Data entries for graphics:
※ ※ ※
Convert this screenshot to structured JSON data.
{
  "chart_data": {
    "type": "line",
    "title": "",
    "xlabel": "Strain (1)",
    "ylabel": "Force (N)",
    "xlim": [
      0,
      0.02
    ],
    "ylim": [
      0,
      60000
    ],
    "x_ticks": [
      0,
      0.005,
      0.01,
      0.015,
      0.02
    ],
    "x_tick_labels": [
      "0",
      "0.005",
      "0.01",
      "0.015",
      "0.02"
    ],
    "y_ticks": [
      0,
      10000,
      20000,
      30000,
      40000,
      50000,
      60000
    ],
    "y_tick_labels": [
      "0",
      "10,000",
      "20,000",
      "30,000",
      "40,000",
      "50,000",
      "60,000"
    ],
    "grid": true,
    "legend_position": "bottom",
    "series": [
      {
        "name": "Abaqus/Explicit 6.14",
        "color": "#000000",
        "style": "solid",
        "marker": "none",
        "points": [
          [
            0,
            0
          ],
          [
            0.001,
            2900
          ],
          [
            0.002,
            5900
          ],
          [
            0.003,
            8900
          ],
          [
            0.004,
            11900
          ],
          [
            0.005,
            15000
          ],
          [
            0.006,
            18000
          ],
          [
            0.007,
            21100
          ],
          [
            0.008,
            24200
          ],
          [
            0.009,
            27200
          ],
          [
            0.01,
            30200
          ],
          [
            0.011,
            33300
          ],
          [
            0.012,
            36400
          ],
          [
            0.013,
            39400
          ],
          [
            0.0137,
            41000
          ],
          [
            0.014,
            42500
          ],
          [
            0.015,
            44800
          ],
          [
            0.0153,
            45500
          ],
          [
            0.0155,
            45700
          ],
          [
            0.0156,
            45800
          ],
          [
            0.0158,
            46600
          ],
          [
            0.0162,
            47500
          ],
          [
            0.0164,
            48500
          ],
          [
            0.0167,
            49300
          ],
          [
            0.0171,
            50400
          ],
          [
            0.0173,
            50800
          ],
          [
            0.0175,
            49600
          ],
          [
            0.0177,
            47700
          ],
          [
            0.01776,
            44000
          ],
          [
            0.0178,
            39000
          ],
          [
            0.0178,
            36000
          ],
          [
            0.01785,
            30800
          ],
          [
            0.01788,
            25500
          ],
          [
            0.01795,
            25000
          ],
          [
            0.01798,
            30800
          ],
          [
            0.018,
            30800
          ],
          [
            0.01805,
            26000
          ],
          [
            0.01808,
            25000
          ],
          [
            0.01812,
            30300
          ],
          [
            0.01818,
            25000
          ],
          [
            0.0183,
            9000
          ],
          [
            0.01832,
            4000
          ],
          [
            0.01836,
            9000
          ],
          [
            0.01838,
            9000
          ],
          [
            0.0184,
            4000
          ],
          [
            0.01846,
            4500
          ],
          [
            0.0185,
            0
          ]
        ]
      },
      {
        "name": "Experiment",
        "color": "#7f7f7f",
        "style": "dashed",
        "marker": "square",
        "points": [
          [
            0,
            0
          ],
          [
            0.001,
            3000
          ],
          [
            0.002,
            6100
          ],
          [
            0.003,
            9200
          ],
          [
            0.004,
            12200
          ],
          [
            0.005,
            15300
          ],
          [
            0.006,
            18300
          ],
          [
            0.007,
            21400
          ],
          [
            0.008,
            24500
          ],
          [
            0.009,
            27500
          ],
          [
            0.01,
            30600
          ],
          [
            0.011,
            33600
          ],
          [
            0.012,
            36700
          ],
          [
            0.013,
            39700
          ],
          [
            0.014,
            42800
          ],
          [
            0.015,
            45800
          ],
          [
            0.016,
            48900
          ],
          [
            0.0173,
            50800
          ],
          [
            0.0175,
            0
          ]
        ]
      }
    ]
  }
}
※ ※ ※
**Instructions for the task**
Tally how many lines of the data include the word "name". Write the number and nothing else.

**Exercise response**
2